[Begin ENTRIES SHOWN]
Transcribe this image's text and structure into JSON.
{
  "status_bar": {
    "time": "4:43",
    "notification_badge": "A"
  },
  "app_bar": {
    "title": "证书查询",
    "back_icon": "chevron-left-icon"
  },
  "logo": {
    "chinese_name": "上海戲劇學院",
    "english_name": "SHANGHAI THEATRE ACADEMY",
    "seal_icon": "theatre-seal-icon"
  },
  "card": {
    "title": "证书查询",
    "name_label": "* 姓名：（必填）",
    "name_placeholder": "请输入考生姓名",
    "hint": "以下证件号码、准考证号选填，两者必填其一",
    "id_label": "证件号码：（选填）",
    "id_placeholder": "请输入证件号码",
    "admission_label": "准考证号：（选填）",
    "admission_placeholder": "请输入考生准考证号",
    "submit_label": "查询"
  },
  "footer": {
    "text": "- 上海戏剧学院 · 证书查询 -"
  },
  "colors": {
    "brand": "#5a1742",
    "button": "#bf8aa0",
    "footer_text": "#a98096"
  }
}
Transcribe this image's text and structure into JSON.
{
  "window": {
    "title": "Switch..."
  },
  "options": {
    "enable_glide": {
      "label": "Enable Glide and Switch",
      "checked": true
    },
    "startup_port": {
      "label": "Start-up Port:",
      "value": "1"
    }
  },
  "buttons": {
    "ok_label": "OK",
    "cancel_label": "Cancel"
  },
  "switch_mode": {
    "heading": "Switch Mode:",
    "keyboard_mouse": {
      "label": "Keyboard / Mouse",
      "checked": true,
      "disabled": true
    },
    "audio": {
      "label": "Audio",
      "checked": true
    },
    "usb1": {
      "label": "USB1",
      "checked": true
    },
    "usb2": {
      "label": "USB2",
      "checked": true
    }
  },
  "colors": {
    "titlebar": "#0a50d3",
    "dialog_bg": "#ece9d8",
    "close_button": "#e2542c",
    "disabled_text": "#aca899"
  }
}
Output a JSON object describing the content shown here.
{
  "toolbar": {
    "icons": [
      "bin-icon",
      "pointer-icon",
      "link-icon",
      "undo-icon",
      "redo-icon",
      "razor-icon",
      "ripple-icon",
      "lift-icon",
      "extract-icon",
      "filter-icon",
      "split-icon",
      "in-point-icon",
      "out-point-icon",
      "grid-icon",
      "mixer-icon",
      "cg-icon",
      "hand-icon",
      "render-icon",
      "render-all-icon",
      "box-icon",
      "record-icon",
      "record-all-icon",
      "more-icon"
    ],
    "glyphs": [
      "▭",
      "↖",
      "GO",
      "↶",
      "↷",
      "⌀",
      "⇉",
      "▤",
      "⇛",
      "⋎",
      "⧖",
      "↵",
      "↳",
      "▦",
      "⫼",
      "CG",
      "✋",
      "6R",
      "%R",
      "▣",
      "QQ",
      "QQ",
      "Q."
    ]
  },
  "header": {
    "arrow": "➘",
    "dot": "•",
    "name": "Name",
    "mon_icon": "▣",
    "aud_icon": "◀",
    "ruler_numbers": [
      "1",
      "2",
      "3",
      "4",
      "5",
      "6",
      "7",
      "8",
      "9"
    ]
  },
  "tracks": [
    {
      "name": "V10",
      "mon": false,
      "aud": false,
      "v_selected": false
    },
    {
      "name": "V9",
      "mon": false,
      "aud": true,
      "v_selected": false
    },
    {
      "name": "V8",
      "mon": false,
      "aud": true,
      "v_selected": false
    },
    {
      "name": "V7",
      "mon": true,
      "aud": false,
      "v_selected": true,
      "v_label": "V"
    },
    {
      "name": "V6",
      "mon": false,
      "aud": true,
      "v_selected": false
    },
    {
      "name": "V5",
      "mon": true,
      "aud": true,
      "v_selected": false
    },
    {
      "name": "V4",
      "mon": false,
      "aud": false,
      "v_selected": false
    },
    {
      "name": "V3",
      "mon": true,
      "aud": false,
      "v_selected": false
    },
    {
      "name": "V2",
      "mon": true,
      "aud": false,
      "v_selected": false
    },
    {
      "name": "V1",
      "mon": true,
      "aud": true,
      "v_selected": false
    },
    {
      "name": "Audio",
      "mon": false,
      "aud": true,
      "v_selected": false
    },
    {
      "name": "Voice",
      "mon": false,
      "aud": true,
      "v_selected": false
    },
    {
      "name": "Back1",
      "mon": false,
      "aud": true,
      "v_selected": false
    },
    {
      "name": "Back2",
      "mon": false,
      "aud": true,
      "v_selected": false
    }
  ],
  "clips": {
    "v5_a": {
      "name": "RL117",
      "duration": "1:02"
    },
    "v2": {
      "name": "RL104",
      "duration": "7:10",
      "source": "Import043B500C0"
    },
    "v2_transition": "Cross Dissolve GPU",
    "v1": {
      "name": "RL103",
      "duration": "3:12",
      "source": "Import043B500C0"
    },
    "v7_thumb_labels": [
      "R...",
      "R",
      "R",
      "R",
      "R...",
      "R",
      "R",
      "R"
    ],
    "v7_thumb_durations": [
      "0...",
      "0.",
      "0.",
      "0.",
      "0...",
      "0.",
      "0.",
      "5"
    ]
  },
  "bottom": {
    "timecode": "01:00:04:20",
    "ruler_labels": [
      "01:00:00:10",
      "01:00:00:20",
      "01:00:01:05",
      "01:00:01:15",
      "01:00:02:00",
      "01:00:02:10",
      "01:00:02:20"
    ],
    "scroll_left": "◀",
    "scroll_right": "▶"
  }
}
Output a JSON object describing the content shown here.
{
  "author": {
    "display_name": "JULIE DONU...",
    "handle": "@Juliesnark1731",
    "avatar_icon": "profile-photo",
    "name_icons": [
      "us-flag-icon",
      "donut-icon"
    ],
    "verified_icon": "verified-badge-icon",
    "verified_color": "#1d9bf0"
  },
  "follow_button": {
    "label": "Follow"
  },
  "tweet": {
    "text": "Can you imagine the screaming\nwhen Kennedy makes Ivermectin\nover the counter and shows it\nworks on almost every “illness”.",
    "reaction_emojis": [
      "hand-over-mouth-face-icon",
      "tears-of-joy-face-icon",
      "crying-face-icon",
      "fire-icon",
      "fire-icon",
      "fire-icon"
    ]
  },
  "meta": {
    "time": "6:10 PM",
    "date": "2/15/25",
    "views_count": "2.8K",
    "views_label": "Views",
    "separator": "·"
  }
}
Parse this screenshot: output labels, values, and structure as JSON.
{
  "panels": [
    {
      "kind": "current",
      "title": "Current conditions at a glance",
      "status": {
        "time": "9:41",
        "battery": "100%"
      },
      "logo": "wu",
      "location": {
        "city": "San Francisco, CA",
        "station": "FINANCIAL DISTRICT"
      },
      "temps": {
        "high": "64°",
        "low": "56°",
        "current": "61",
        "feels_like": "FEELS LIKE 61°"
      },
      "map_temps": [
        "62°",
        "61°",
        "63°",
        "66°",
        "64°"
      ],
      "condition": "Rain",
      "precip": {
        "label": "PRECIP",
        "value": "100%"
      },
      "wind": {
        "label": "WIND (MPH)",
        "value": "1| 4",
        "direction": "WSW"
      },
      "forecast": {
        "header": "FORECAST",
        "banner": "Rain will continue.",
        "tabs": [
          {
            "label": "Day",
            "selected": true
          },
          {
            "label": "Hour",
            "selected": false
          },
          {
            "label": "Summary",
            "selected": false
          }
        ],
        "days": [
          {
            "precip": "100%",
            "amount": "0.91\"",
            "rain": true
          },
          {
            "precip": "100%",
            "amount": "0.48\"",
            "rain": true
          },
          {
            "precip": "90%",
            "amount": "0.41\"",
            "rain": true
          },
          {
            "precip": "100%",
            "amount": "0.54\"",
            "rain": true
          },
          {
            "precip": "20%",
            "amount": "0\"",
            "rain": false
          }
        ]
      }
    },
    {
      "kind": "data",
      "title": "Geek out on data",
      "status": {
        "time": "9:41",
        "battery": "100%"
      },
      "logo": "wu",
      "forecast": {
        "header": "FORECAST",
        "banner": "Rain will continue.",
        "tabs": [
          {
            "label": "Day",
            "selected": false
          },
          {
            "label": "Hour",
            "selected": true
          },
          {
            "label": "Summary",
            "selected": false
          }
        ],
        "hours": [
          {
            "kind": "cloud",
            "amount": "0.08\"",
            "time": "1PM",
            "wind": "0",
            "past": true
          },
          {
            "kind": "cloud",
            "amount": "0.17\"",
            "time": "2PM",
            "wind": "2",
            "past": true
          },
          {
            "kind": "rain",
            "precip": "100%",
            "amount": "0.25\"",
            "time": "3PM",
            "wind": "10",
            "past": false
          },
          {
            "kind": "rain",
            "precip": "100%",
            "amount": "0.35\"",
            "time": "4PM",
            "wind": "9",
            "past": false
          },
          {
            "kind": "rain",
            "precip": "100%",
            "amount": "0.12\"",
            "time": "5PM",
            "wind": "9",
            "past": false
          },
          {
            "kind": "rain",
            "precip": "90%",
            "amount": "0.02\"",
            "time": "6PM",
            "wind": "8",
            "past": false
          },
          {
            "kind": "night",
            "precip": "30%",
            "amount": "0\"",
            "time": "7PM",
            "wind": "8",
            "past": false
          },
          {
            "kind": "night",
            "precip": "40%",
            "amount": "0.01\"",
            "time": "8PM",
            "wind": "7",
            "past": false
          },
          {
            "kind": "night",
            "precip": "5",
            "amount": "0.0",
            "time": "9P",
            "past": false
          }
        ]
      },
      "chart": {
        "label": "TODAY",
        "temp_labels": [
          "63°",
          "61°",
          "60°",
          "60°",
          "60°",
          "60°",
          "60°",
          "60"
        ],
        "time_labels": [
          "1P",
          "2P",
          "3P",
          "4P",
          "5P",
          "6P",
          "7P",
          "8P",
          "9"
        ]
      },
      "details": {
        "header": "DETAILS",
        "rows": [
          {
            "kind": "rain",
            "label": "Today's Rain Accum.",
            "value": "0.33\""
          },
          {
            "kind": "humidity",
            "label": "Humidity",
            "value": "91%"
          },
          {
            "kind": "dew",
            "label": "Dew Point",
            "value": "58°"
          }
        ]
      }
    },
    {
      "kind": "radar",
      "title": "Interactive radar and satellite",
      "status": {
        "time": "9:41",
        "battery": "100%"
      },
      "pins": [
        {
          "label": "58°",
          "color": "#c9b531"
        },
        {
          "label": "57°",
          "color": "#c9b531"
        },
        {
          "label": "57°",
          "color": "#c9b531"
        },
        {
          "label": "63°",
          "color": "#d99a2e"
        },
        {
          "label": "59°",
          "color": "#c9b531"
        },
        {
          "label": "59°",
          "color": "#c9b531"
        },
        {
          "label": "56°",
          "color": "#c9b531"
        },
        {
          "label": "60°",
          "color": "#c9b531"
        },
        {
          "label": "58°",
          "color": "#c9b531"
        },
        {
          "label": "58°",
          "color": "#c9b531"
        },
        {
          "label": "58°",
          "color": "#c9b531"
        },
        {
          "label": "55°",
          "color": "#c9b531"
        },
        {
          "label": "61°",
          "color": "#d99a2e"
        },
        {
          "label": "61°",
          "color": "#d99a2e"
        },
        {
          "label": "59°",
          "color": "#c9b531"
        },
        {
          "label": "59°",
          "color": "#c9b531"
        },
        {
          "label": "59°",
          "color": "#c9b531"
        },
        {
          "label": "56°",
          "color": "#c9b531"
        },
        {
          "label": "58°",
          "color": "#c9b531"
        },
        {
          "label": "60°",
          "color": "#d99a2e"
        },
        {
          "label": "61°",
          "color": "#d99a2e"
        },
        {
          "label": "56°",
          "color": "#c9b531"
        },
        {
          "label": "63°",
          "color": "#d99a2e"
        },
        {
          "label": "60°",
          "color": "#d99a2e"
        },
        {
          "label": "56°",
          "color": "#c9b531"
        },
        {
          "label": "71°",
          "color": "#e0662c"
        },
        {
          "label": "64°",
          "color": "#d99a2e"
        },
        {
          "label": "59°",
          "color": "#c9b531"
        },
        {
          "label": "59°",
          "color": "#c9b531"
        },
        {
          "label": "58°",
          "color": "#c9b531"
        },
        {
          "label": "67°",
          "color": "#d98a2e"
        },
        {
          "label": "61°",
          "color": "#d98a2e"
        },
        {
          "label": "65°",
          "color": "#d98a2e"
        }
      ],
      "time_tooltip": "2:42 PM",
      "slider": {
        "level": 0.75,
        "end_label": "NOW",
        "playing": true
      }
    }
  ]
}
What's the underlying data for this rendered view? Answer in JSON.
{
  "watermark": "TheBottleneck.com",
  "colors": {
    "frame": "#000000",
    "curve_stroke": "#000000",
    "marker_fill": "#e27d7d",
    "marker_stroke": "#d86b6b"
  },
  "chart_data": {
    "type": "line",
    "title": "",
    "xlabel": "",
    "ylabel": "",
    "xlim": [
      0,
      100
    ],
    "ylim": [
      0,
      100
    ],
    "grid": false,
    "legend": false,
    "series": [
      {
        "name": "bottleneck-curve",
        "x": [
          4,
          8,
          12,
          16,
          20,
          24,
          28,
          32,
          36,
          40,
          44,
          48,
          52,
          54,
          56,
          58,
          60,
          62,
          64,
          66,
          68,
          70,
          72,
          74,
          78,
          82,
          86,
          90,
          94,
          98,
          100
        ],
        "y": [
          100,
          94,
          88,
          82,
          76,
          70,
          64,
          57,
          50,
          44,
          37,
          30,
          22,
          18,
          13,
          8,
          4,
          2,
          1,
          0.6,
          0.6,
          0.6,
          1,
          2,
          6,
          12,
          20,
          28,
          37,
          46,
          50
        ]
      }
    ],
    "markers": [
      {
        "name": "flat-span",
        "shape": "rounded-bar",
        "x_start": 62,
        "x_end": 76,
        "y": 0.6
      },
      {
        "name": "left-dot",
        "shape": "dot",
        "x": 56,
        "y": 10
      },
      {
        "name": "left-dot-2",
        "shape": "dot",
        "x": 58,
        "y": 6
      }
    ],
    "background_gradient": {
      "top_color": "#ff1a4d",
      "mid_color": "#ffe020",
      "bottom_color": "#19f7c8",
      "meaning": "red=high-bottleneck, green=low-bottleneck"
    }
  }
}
[End ENTRIES SHOWN]
*TASK OBJECTIVE:*
Each line from the one containing "What's the underlying" to the end of the records should be echoed exactly, and no other line.

*IN RESPONSE:*
What's the underlying data for this rendered view? Answer in JSON.
{
  "watermark": "TheBottleneck.com",
  "colors": {
    "frame": "#000000",
    "curve_stroke": "#000000",
    "marker_fill": "#e27d7d",
    "marker_stroke": "#d86b6b"
  },
  "chart_data": {
    "type": "line",
    "title": "",
    "xlabel": "",
    "ylabel": "",
    "xlim": [
      0,
      100
    ],
    "ylim": [
      0,
      100
    ],
    "grid": false,
    "legend": false,
    "series": [
      {
        "name": "bottleneck-curve",
        "x": [
          4,
          8,
          12,
          16,
          20,
          24,
          28,
          32,
          36,
          40,
          44,
          48,
          52,
          54,
          56,
          58,
          60,
          62,
          64,
          66,
          68,
          70,
          72,
          74,
          78,
          82,
          86,
          90,
          94,
          98,
          100
        ],
        "y": [
          100,
          94,
          88,
          82,
          76,
          70,
          64,
          57,
          50,
          44,
          37,
          30,
          22,
          18,
          13,
          8,
          4,
          2,
          1,
          0.6,
          0.6,
          0.6,
          1,
          2,
          6,
          12,
          20,
          28,
          37,
          46,
          50
        ]
      }
    ],
    "markers": [
      {
        "name": "flat-span",
        "shape": "rounded-bar",
        "x_start": 62,
        "x_end": 76,
        "y": 0.6
      },
      {
        "name": "left-dot",
        "shape": "dot",
        "x": 56,
        "y": 10
      },
      {
        "name": "left-dot-2",
        "shape": "dot",
        "x": 58,
        "y": 6
      }
    ],
    "background_gradient": {
      "top_color": "#ff1a4d",
      "mid_color": "#ffe020",
      "bottom_color": "#19f7c8",
      "meaning": "red=high-bottleneck, green=low-bottleneck"
    }
  }
}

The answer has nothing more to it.